* [WHAT IS EXPECTED]
From the entries below, pull out each line where "главы" appears.

* [MATERIAL PROVIDED]
........
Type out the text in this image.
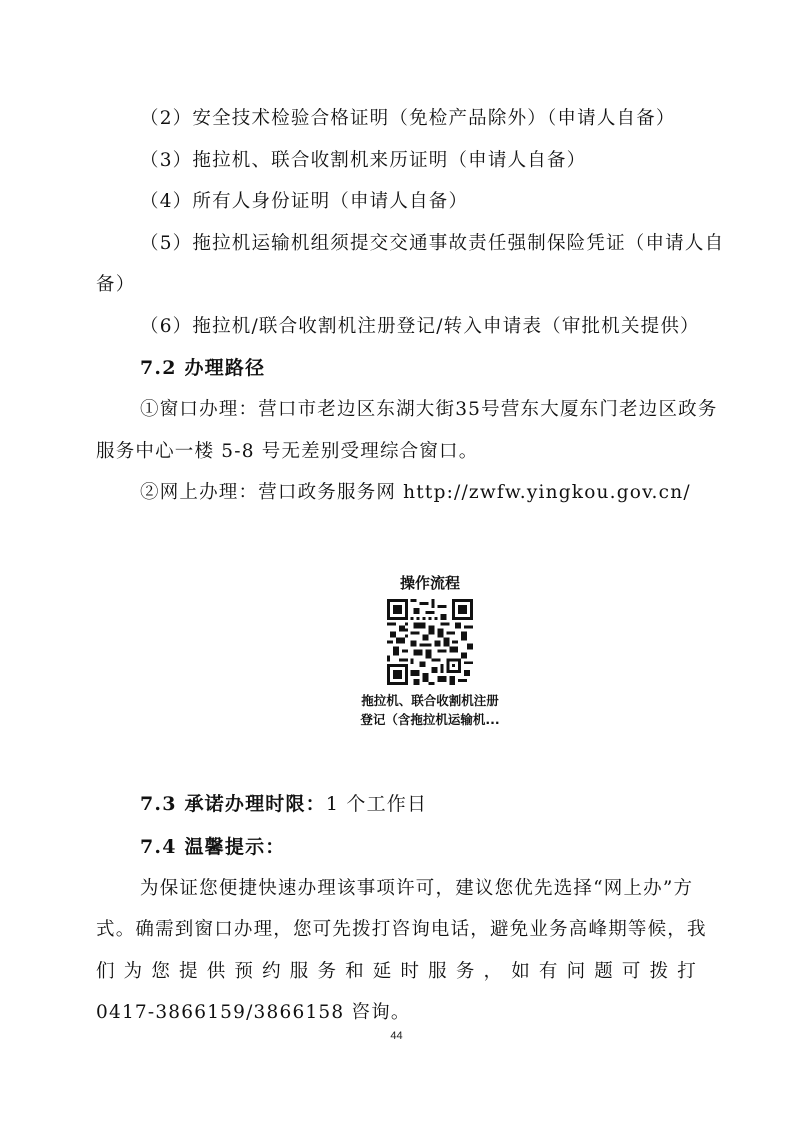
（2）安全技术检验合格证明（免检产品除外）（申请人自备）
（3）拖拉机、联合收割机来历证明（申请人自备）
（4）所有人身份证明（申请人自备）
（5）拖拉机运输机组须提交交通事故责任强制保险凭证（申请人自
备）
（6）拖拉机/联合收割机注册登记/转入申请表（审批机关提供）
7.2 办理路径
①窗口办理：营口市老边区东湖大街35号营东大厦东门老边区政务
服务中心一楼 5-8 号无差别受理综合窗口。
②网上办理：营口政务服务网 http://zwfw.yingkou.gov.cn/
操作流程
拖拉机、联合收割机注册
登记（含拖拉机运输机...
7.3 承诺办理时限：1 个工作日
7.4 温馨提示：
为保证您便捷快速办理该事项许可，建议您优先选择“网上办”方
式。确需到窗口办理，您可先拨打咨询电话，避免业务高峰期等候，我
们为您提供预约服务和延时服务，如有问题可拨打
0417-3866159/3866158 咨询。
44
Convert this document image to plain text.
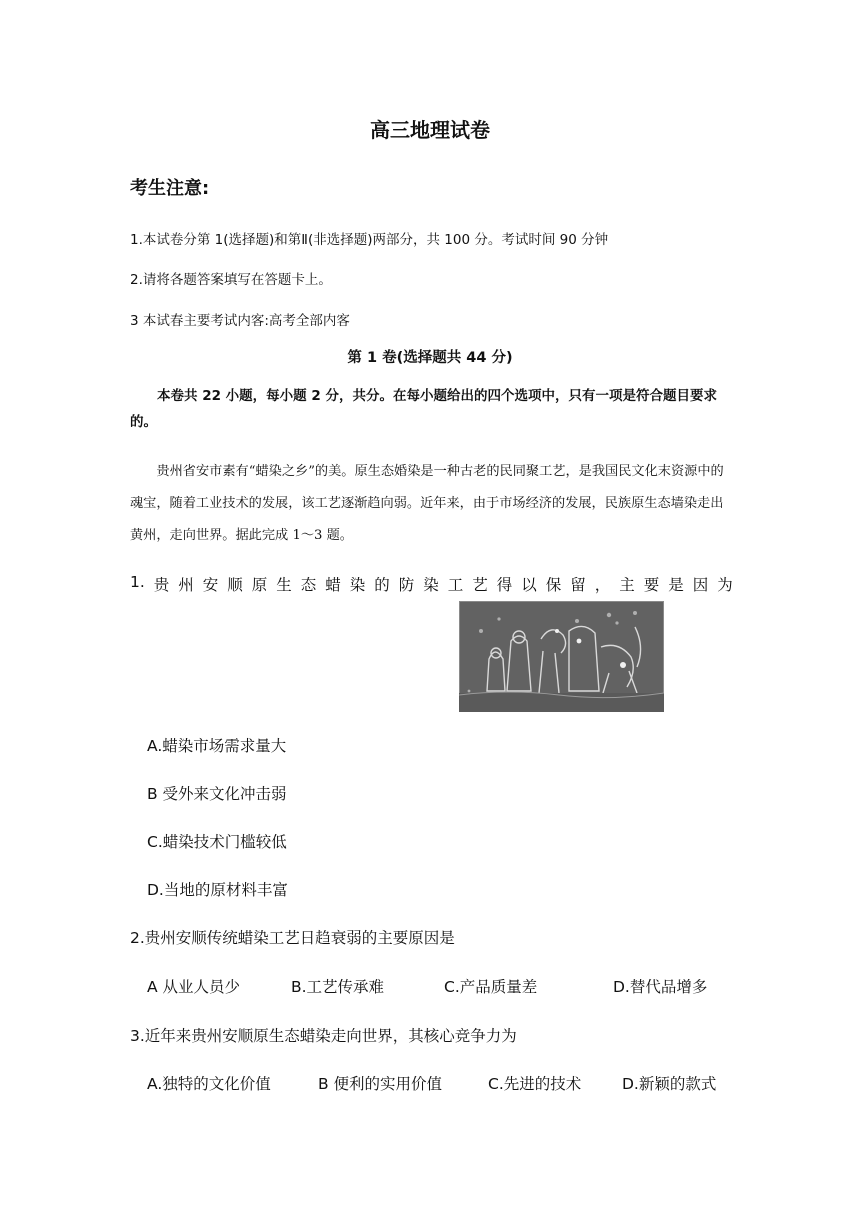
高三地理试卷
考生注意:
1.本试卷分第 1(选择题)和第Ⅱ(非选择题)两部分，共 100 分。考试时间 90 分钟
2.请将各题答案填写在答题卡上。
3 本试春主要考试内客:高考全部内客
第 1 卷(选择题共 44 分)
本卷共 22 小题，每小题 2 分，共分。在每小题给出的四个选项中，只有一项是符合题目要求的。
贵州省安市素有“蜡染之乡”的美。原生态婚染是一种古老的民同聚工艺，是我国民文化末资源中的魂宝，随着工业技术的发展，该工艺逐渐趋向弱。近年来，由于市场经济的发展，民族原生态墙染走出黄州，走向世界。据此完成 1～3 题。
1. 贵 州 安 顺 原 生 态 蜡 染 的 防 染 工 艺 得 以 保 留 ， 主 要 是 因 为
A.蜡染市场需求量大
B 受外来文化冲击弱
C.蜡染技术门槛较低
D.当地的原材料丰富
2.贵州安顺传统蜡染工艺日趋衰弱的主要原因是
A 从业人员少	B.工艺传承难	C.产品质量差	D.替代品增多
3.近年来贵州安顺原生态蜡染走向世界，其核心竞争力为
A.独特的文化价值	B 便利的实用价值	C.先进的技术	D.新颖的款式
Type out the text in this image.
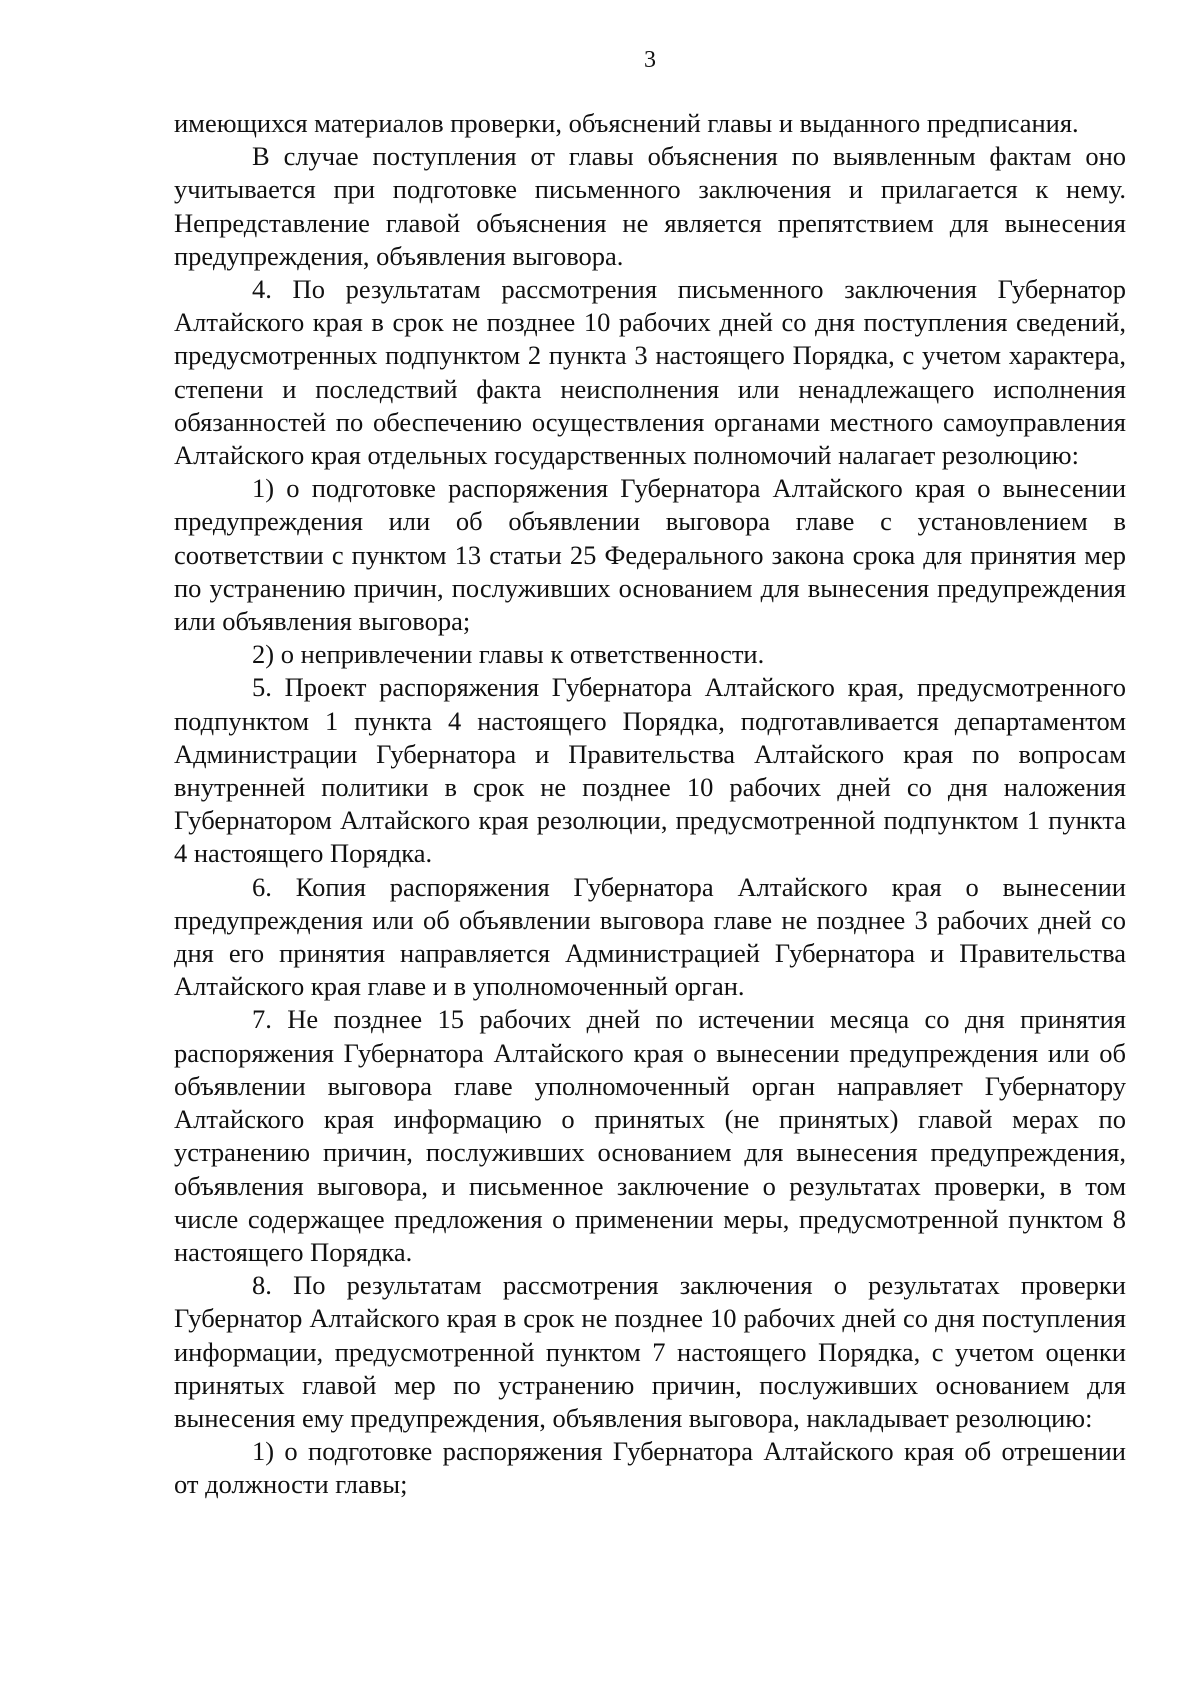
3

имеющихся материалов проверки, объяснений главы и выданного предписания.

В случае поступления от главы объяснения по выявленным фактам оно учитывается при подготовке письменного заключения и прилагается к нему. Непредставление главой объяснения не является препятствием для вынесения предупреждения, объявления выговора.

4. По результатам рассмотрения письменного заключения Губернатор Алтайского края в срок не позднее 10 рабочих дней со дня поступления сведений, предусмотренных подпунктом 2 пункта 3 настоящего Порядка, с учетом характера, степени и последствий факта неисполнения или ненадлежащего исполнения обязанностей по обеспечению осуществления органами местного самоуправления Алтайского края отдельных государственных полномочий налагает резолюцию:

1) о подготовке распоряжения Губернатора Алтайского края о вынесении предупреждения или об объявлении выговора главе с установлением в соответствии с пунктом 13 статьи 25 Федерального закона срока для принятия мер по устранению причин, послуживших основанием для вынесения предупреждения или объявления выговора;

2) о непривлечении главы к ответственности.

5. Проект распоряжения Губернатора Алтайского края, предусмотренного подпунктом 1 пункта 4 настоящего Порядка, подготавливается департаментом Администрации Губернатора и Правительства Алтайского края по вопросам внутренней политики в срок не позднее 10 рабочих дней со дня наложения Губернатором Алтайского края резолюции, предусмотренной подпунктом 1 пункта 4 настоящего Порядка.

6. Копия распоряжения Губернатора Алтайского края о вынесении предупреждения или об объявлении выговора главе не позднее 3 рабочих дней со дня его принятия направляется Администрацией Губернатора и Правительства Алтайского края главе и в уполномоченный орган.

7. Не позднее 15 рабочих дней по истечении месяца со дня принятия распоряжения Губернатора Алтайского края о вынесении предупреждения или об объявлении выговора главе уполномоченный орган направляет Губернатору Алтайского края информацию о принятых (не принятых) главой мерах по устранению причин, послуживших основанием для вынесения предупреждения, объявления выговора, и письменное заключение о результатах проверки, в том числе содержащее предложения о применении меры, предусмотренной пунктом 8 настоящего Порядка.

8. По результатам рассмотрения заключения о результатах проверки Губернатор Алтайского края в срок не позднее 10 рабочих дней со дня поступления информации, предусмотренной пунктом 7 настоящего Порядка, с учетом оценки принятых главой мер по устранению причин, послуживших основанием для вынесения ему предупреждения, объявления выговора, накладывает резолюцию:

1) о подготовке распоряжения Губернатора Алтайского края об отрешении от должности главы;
........
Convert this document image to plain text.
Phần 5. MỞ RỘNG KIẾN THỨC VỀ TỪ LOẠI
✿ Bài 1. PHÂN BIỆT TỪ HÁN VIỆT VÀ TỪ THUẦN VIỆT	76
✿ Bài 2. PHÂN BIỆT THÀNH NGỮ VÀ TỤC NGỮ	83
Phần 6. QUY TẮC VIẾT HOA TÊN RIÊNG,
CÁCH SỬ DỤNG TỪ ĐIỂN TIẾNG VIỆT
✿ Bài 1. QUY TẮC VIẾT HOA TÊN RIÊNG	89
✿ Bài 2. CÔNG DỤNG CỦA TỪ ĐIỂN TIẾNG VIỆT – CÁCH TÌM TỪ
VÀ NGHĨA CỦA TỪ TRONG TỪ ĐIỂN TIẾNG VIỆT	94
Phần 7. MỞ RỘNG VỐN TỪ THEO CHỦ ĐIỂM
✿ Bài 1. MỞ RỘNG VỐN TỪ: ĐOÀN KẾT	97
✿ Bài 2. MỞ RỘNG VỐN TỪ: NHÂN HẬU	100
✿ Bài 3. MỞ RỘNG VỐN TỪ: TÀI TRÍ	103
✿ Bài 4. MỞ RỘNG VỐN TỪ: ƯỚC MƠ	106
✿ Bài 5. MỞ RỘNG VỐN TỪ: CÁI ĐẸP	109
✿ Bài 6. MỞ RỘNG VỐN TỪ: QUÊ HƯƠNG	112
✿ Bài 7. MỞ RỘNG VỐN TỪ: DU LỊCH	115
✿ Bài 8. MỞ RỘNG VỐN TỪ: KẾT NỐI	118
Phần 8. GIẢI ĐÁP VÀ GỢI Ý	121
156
........
* [TASK RESPONSE]
имеющихся материалов проверки, объяснений главы и выданного предписания.
В случае поступления от главы объяснения по выявленным фактам оно учитывается при подготовке письменного заключения и прилагается к нему. Непредставление главой объяснения не является препятствием для вынесения предупреждения, объявления выговора.
2) о непривлечении главы к ответственности.
1) о подготовке распоряжения Губернатора Алтайского края об отрешении от должности главы;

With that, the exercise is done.